**Listing**:
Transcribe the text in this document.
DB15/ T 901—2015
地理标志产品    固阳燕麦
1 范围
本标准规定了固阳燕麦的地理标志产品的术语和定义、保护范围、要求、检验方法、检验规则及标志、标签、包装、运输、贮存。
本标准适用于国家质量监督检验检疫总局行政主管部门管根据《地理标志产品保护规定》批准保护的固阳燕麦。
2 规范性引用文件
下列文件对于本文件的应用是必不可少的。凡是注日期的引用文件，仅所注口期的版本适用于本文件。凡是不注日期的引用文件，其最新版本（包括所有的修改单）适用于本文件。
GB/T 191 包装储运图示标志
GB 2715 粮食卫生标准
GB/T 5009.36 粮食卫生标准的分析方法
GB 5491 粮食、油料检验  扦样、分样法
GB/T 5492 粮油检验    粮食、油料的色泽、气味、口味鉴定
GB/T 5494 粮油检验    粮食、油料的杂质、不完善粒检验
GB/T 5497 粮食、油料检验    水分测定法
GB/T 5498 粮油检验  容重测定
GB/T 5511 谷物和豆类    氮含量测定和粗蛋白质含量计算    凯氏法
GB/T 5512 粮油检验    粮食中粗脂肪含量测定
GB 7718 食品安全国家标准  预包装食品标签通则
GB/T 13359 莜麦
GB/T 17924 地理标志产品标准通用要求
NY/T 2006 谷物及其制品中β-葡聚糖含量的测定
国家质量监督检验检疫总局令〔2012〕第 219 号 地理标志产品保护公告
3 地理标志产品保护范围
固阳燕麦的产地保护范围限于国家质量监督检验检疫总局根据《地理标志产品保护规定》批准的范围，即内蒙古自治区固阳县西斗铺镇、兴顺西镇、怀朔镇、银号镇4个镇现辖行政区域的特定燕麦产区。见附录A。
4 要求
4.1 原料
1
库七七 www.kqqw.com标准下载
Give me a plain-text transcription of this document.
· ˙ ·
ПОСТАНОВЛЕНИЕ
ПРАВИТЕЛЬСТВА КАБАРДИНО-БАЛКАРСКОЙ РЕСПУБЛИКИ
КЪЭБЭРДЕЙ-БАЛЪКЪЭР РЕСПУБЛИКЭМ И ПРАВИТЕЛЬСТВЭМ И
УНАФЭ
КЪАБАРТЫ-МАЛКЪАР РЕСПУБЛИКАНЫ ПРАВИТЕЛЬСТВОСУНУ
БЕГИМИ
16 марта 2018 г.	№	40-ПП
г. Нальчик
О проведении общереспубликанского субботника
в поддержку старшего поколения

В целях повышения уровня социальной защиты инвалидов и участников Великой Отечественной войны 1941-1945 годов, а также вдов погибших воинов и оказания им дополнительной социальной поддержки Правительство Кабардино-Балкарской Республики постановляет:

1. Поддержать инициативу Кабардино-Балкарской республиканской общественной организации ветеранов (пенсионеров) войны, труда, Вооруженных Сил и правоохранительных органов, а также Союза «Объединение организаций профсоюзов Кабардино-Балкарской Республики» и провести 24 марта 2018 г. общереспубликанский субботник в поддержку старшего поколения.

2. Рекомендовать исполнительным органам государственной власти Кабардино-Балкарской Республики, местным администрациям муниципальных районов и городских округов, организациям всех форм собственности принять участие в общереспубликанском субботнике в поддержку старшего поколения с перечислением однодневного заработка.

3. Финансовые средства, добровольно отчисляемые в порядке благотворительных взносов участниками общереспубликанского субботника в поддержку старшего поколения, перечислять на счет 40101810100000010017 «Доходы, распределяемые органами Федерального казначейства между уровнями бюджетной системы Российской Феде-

**What to produce**:
Collect every line with the string "粮油检验" from the records, and copy each.

**Right answer**:
GB/T 5492 粮油检验    粮食、油料的色泽、气味、口味鉴定
GB/T 5494 粮油检验    粮食、油料的杂质、不完善粒检验
GB/T 5498 粮油检验  容重测定
GB/T 5512 粮油检验    粮食中粗脂肪含量测定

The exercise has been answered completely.